- Exercise task:
Pull out every line with the word "Subscribing" from the entries below.
start
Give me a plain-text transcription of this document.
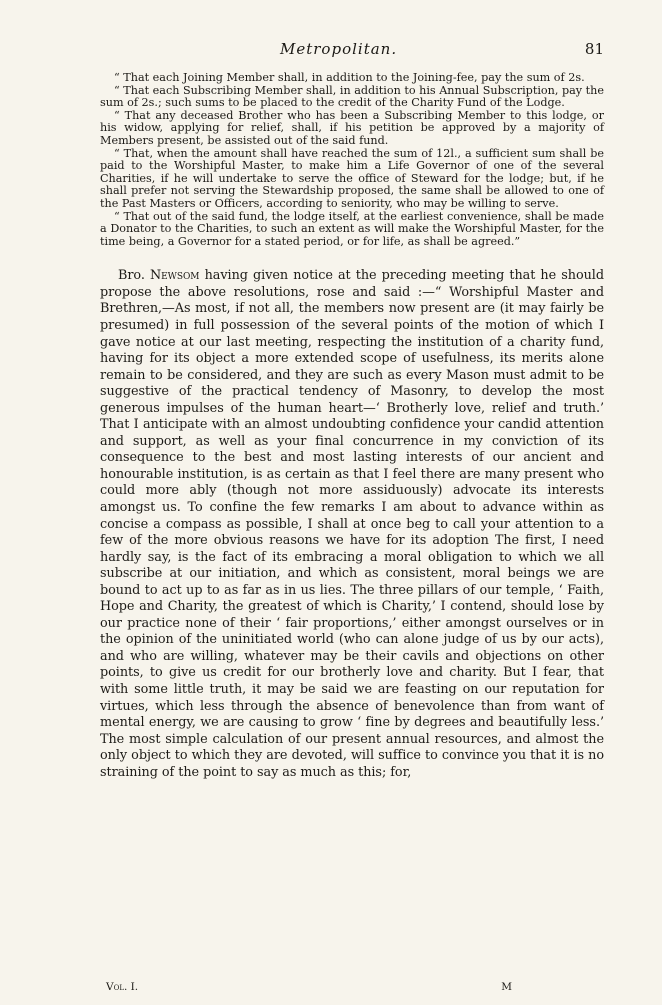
Metropolitan.	81

“ That each Joining Member shall, in addition to the Joining-fee, pay the sum of 2s.

“ That each Subscribing Member shall, in addition to his Annual Subscription, pay the sum of 2s.; such sums to be placed to the credit of the Charity Fund of the Lodge.

“ That any deceased Brother who has been a Subscribing Member to this lodge, or his widow, applying for relief, shall, if his petition be approved by a majority of Members present, be assisted out of the said fund.

“ That, when the amount shall have reached the sum of 12l., a sufficient sum shall be paid to the Worshipful Master, to make him a Life Governor of one of the several Charities, if he will undertake to serve the office of Steward for the lodge; but, if he shall prefer not serving the Stewardship proposed, the same shall be allowed to one of the Past Masters or Officers, according to seniority, who may be willing to serve.

“ That out of the said fund, the lodge itself, at the earliest convenience, shall be made a Donator to the Charities, to such an extent as will make the Worshipful Master, for the time being, a Governor for a stated period, or for life, as shall be agreed.”

Bro. Newsom having given notice at the preceding meeting that he should propose the above resolutions, rose and said :—“ Worshipful Master and Brethren,—As most, if not all, the members now present are (it may fairly be presumed) in full possession of the several points of the motion of which I gave notice at our last meeting, respecting the institution of a charity fund, having for its object a more extended scope of usefulness, its merits alone remain to be considered, and they are such as every Mason must admit to be suggestive of the practical tendency of Masonry, to develop the most generous impulses of the human heart—‘ Brotherly love, relief and truth.’ That I anticipate with an almost undoubting confidence your candid attention and support, as well as your final concurrence in my conviction of its consequence to the best and most lasting interests of our ancient and honourable institution, is as certain as that I feel there are many present who could more ably (though not more assiduously) advocate its interests amongst us. To confine the few remarks I am about to advance within as concise a compass as possible, I shall at once beg to call your attention to a few of the more obvious reasons we have for its adoption The first, I need hardly say, is the fact of its embracing a moral obligation to which we all subscribe at our initiation, and which as consistent, moral beings we are bound to act up to as far as in us lies. The three pillars of our temple, ‘ Faith, Hope and Charity, the greatest of which is Charity,’ I contend, should lose by our practice none of their ‘ fair proportions,’ either amongst ourselves or in the opinion of the uninitiated world (who can alone judge of us by our acts), and who are willing, whatever may be their cavils and objections on other points, to give us credit for our brotherly love and charity. But I fear, that with some little truth, it may be said we are feasting on our reputation for virtues, which less through the absence of benevolence than from want of mental energy, we are causing to grow ‘ fine by degrees and beautifully less.’ The most simple calculation of our present annual resources, and almost the only object to which they are devoted, will suffice to convince you that it is no straining of the point to say as much as this; for,

Vol. I.	M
end
- The reply:
“ That each Subscribing Member shall, in addition to his Annual Subscription, pay the sum of 2s.; such sums to be placed to the credit of the Charity Fund of the Lodge.
“ That any deceased Brother who has been a Subscribing Member to this lodge, or his widow, applying for relief, shall, if his petition be approved by a majority of Members present, be assisted out of the said fund.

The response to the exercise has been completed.